[WHAT THE EXERCISE ASKS]
Write out every line of the material exactly as it appears.

[DATASET EXCERPTS]
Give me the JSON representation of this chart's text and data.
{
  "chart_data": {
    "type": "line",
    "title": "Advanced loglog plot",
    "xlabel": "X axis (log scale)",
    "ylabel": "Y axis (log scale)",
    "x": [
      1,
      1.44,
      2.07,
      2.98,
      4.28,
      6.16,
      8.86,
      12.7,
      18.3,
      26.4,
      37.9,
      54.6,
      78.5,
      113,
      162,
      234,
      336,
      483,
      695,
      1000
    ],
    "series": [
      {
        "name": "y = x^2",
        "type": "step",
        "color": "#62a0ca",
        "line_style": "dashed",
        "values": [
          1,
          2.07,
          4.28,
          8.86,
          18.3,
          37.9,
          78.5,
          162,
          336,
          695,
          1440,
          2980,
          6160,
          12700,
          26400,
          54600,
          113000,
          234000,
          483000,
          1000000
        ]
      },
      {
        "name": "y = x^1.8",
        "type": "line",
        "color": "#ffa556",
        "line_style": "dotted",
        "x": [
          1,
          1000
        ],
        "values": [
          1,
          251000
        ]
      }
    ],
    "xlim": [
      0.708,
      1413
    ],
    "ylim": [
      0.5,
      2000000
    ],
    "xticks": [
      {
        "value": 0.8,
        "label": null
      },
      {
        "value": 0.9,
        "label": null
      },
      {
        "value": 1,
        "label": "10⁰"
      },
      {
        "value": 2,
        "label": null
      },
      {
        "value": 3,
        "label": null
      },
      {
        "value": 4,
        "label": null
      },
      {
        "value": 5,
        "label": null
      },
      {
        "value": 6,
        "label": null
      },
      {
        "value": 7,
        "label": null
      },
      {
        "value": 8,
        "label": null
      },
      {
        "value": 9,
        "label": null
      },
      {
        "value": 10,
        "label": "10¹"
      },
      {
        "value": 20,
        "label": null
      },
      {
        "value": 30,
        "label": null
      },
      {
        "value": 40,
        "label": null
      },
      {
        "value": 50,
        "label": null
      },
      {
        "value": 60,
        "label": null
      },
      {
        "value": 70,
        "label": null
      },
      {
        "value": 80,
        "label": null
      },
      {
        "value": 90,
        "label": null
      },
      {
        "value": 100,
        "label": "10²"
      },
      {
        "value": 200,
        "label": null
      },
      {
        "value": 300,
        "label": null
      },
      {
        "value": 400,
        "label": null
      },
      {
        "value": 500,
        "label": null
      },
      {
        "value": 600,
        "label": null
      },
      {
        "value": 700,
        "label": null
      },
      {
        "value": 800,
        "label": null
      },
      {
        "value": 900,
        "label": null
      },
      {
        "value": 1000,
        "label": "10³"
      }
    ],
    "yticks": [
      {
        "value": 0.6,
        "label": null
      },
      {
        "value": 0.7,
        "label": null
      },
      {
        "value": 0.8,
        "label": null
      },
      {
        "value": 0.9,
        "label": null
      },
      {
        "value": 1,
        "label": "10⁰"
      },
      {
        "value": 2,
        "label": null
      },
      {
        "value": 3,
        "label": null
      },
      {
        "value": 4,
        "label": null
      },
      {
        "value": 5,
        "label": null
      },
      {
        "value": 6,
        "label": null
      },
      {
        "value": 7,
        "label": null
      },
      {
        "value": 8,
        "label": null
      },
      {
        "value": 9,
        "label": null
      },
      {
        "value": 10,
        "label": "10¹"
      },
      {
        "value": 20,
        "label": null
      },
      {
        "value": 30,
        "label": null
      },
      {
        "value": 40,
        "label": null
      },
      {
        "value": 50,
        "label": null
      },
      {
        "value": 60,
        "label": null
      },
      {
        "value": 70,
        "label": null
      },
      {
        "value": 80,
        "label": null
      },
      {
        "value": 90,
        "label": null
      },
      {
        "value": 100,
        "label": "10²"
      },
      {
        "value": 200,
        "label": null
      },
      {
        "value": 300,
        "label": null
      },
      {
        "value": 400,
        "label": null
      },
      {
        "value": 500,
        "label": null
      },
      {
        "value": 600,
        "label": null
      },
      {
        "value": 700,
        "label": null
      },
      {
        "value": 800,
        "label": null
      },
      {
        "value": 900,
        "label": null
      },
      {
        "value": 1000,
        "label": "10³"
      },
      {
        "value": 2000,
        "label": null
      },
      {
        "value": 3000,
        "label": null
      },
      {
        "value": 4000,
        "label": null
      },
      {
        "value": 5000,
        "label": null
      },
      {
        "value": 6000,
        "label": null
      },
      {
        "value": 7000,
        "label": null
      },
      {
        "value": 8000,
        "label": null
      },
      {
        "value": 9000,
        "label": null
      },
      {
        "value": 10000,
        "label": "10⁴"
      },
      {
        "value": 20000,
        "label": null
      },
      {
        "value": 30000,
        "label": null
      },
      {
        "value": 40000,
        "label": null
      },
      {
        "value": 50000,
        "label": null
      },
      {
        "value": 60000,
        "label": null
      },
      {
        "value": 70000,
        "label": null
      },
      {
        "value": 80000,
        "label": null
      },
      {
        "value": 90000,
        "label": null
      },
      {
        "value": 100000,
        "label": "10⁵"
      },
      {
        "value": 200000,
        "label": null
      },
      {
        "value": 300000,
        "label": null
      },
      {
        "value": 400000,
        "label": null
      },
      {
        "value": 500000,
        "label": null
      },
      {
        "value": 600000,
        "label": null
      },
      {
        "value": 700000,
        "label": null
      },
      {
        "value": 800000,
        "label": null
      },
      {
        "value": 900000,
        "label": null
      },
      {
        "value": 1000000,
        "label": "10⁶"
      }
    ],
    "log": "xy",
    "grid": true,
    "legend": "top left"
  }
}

[THE ANSWER]
Give me the JSON representation of this chart's text and data.
{
  "chart_data": {
    "type": "line",
    "title": "Advanced loglog plot",
    "xlabel": "X axis (log scale)",
    "ylabel": "Y axis (log scale)",
    "x": [
      1,
      1.44,
      2.07,
      2.98,
      4.28,
      6.16,
      8.86,
      12.7,
      18.3,
      26.4,
      37.9,
      54.6,
      78.5,
      113,
      162,
      234,
      336,
      483,
      695,
      1000
    ],
    "series": [
      {
        "name": "y = x^2",
        "type": "step",
        "color": "#62a0ca",
        "line_style": "dashed",
        "values": [
          1,
          2.07,
          4.28,
          8.86,
          18.3,
          37.9,
          78.5,
          162,
          336,
          695,
          1440,
          2980,
          6160,
          12700,
          26400,
          54600,
          113000,
          234000,
          483000,
          1000000
        ]
      },
      {
        "name": "y = x^1.8",
        "type": "line",
        "color": "#ffa556",
        "line_style": "dotted",
        "x": [
          1,
          1000
        ],
        "values": [
          1,
          251000
        ]
      }
    ],
    "xlim": [
      0.708,
      1413
    ],
    "ylim": [
      0.5,
      2000000
    ],
    "xticks": [
      {
        "value": 0.8,
        "label": null
      },
      {
        "value": 0.9,
        "label": null
      },
      {
        "value": 1,
        "label": "10⁰"
      },
      {
        "value": 2,
        "label": null
      },
      {
        "value": 3,
        "label": null
      },
      {
        "value": 4,
        "label": null
      },
      {
        "value": 5,
        "label": null
      },
      {
        "value": 6,
        "label": null
      },
      {
        "value": 7,
        "label": null
      },
      {
        "value": 8,
        "label": null
      },
      {
        "value": 9,
        "label": null
      },
      {
        "value": 10,
        "label": "10¹"
      },
      {
        "value": 20,
        "label": null
      },
      {
        "value": 30,
        "label": null
      },
      {
        "value": 40,
        "label": null
      },
      {
        "value": 50,
        "label": null
      },
      {
        "value": 60,
        "label": null
      },
      {
        "value": 70,
        "label": null
      },
      {
        "value": 80,
        "label": null
      },
      {
        "value": 90,
        "label": null
      },
      {
        "value": 100,
        "label": "10²"
      },
      {
        "value": 200,
        "label": null
      },
      {
        "value": 300,
        "label": null
      },
      {
        "value": 400,
        "label": null
      },
      {
        "value": 500,
        "label": null
      },
      {
        "value": 600,
        "label": null
      },
      {
        "value": 700,
        "label": null
      },
      {
        "value": 800,
        "label": null
      },
      {
        "value": 900,
        "label": null
      },
      {
        "value": 1000,
        "label": "10³"
      }
    ],
    "yticks": [
      {
        "value": 0.6,
        "label": null
      },
      {
        "value": 0.7,
        "label": null
      },
      {
        "value": 0.8,
        "label": null
      },
      {
        "value": 0.9,
        "label": null
      },
      {
        "value": 1,
        "label": "10⁰"
      },
      {
        "value": 2,
        "label": null
      },
      {
        "value": 3,
        "label": null
      },
      {
        "value": 4,
        "label": null
      },
      {
        "value": 5,
        "label": null
      },
      {
        "value": 6,
        "label": null
      },
      {
        "value": 7,
        "label": null
      },
      {
        "value": 8,
        "label": null
      },
      {
        "value": 9,
        "label": null
      },
      {
        "value": 10,
        "label": "10¹"
      },
      {
        "value": 20,
        "label": null
      },
      {
        "value": 30,
        "label": null
      },
      {
        "value": 40,
        "label": null
      },
      {
        "value": 50,
        "label": null
      },
      {
        "value": 60,
        "label": null
      },
      {
        "value": 70,
        "label": null
      },
      {
        "value": 80,
        "label": null
      },
      {
        "value": 90,
        "label": null
      },
      {
        "value": 100,
        "label": "10²"
      },
      {
        "value": 200,
        "label": null
      },
      {
        "value": 300,
        "label": null
      },
      {
        "value": 400,
        "label": null
      },
      {
        "value": 500,
        "label": null
      },
      {
        "value": 600,
        "label": null
      },
      {
        "value": 700,
        "label": null
      },
      {
        "value": 800,
        "label": null
      },
      {
        "value": 900,
        "label": null
      },
      {
        "value": 1000,
        "label": "10³"
      },
      {
        "value": 2000,
        "label": null
      },
      {
        "value": 3000,
        "label": null
      },
      {
        "value": 4000,
        "label": null
      },
      {
        "value": 5000,
        "label": null
      },
      {
        "value": 6000,
        "label": null
      },
      {
        "value": 7000,
        "label": null
      },
      {
        "value": 8000,
        "label": null
      },
      {
        "value": 9000,
        "label": null
      },
      {
        "value": 10000,
        "label": "10⁴"
      },
      {
        "value": 20000,
        "label": null
      },
      {
        "value": 30000,
        "label": null
      },
      {
        "value": 40000,
        "label": null
      },
      {
        "value": 50000,
        "label": null
      },
      {
        "value": 60000,
        "label": null
      },
      {
        "value": 70000,
        "label": null
      },
      {
        "value": 80000,
        "label": null
      },
      {
        "value": 90000,
        "label": null
      },
      {
        "value": 100000,
        "label": "10⁵"
      },
      {
        "value": 200000,
        "label": null
      },
      {
        "value": 300000,
        "label": null
      },
      {
        "value": 400000,
        "label": null
      },
      {
        "value": 500000,
        "label": null
      },
      {
        "value": 600000,
        "label": null
      },
      {
        "value": 700000,
        "label": null
      },
      {
        "value": 800000,
        "label": null
      },
      {
        "value": 900000,
        "label": null
      },
      {
        "value": 1000000,
        "label": "10⁶"
      }
    ],
    "log": "xy",
    "grid": true,
    "legend": "top left"
  }
}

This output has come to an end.